**** Given entries ****

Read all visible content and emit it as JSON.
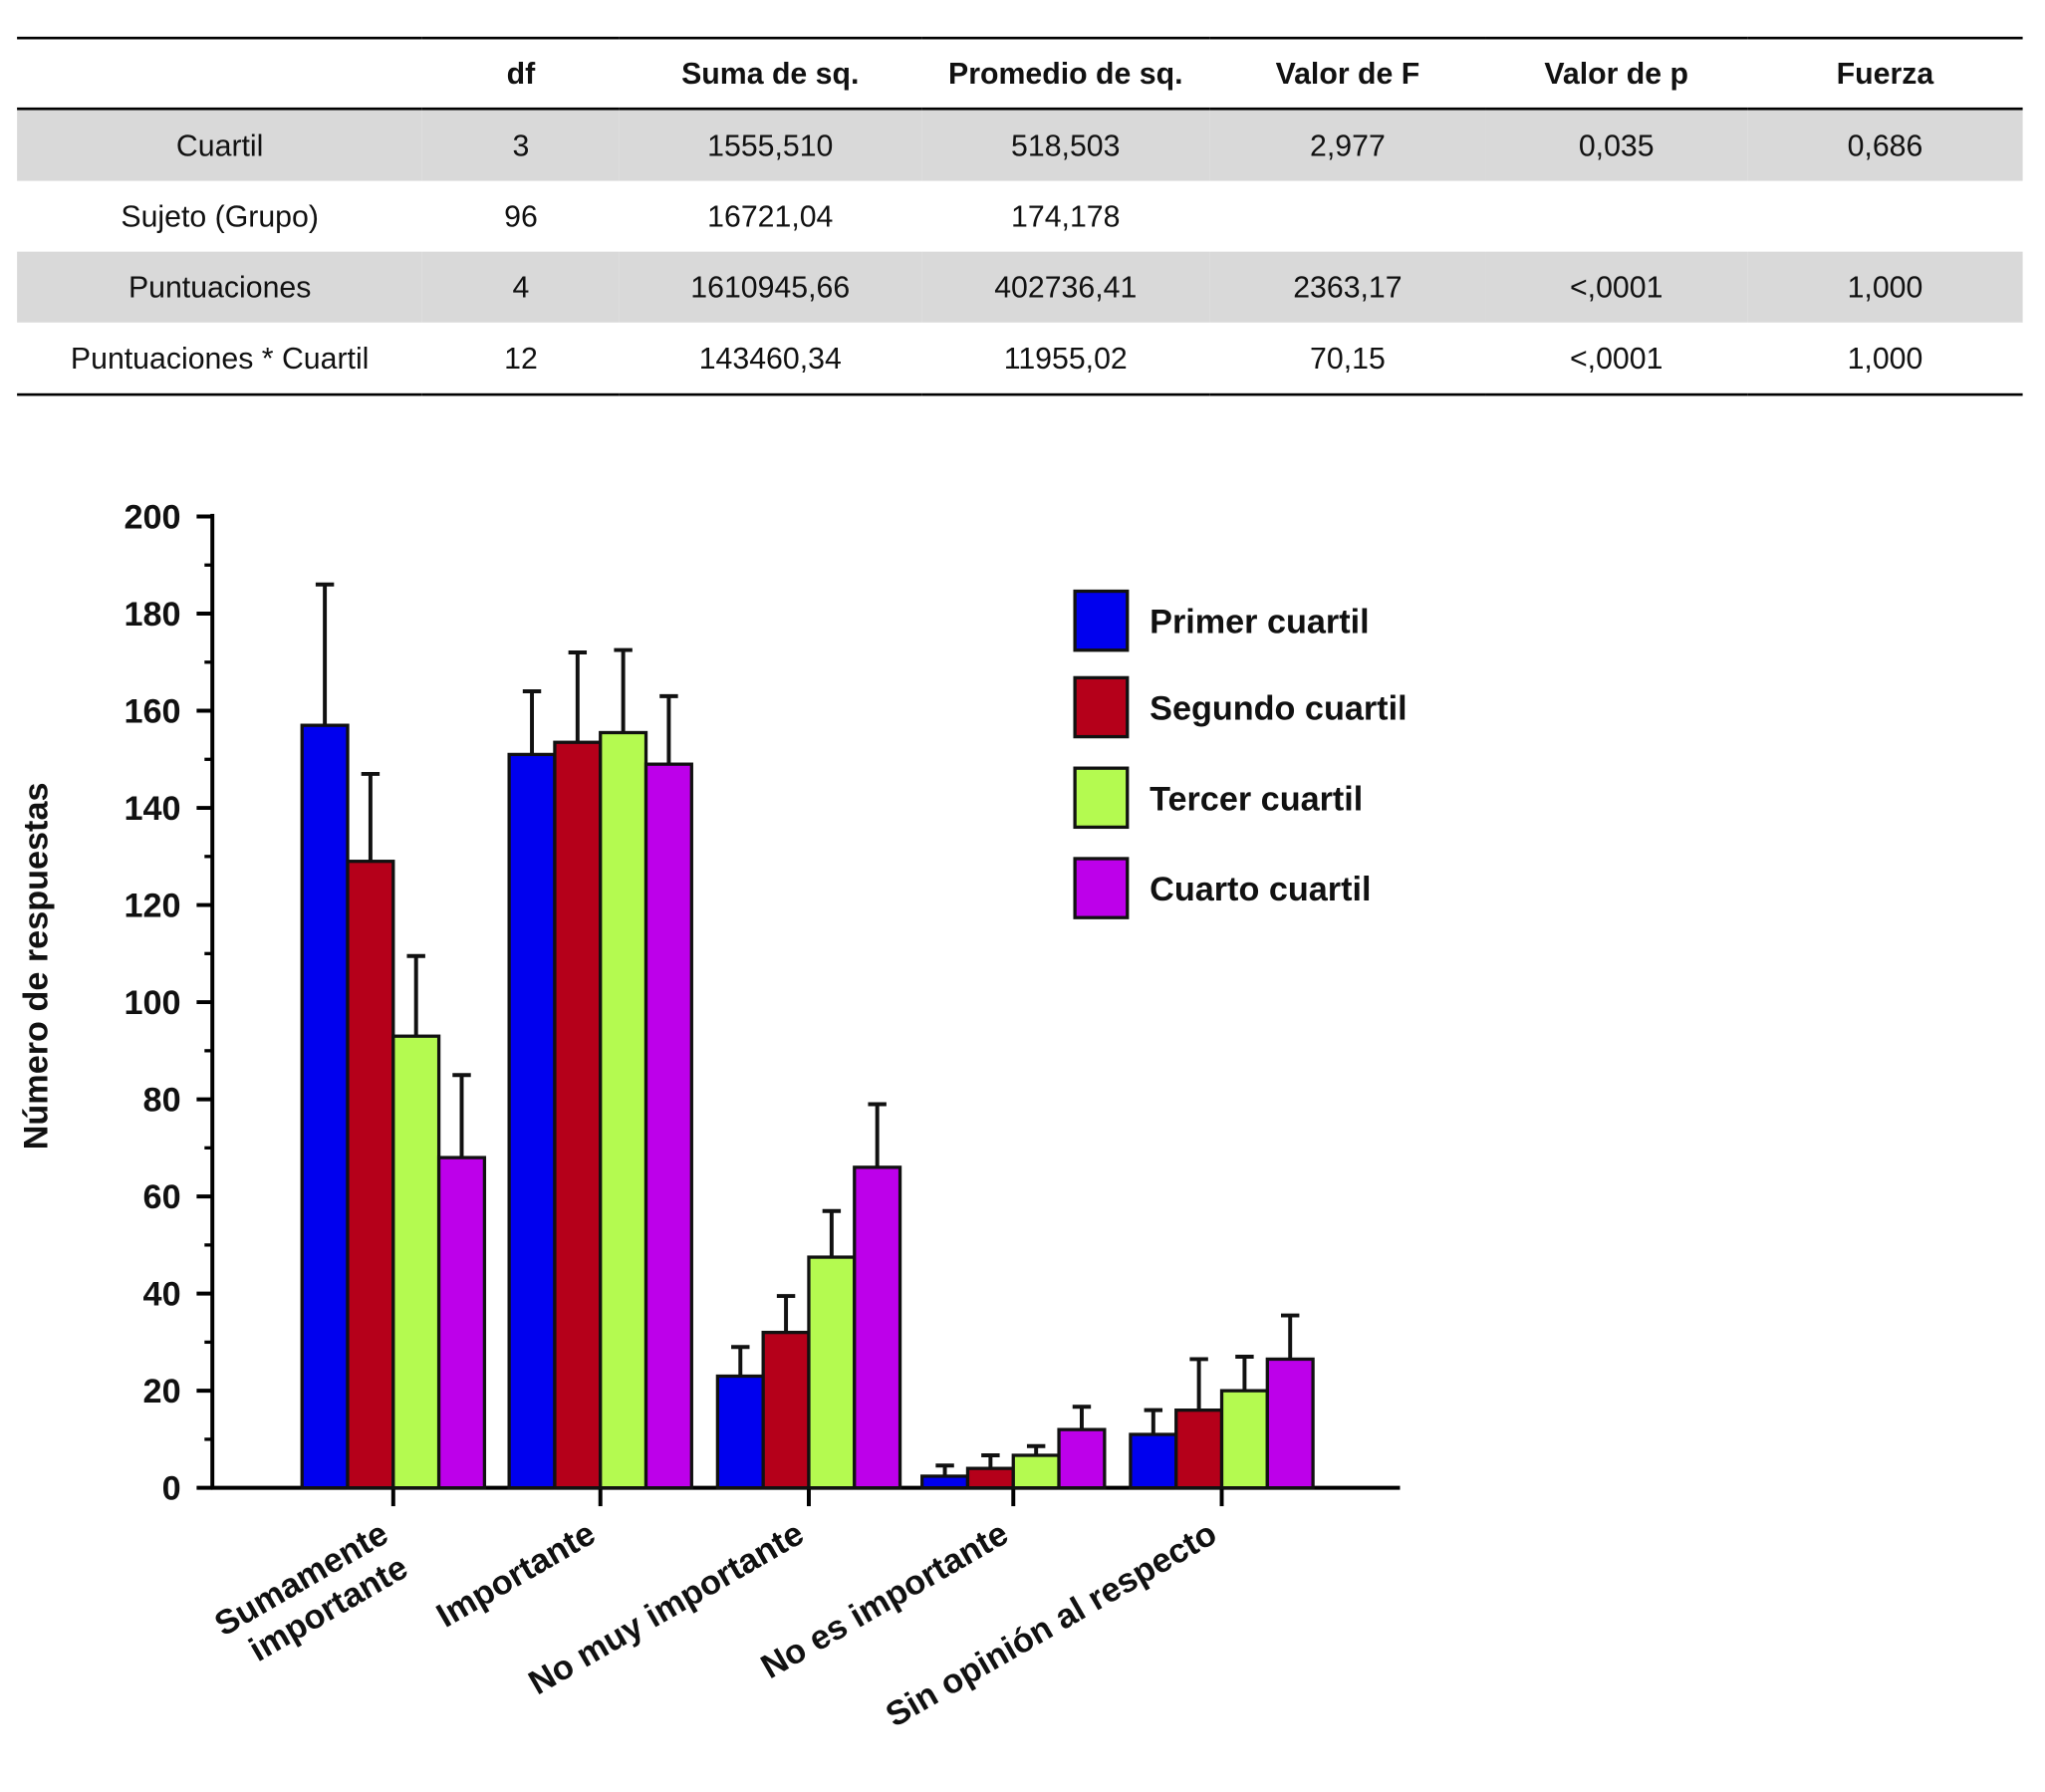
{
  "table": {
    "headers": [
      "",
      "df",
      "Suma de sq.",
      "Promedio de sq.",
      "Valor de F",
      "Valor de p",
      "Fuerza"
    ],
    "rows": [
      [
        "Cuartil",
        "3",
        "1555,510",
        "518,503",
        "2,977",
        "0,035",
        "0,686"
      ],
      [
        "Sujeto (Grupo)",
        "96",
        "16721,04",
        "174,178",
        "",
        "",
        ""
      ],
      [
        "Puntuaciones",
        "4",
        "1610945,66",
        "402736,41",
        "2363,17",
        "<,0001",
        "1,000"
      ],
      [
        "Puntuaciones * Cuartil",
        "12",
        "143460,34",
        "11955,02",
        "70,15",
        "<,0001",
        "1,000"
      ]
    ]
  },
  "chart_data": {
    "type": "bar",
    "title": "",
    "xlabel": "",
    "ylabel": "Número de respuestas",
    "ylim": [
      0,
      200
    ],
    "yticks": [
      0,
      20,
      40,
      60,
      80,
      100,
      120,
      140,
      160,
      180,
      200
    ],
    "grid": false,
    "legend_position": "top-right",
    "categories": [
      "Sumamente importante",
      "Importante",
      "No muy importante",
      "No es importante",
      "Sin opinión al respecto"
    ],
    "series": [
      {
        "name": "Primer cuartil",
        "color": "#0000ee",
        "values": [
          157,
          151,
          23,
          2.4,
          11
        ],
        "error_upper": [
          186,
          164,
          29,
          4.6,
          16
        ]
      },
      {
        "name": "Segundo cuartil",
        "color": "#b5001a",
        "values": [
          129,
          153.5,
          32,
          4,
          16
        ],
        "error_upper": [
          147,
          172,
          39.5,
          6.7,
          26.5
        ]
      },
      {
        "name": "Tercer cuartil",
        "color": "#b4fa50",
        "values": [
          93,
          155.5,
          47.5,
          6.7,
          20
        ],
        "error_upper": [
          109.5,
          172.5,
          57,
          8.6,
          27
        ]
      },
      {
        "name": "Cuarto cuartil",
        "color": "#bd00ea",
        "values": [
          68,
          149,
          66,
          12,
          26.5
        ],
        "error_upper": [
          85,
          163,
          79,
          16.7,
          35.5
        ]
      }
    ]
  }
}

****

__Brief__. The answer is the number of lines in the preceding material that hold "Puntuaciones"; write that number and nothing else.

__Final result__. 2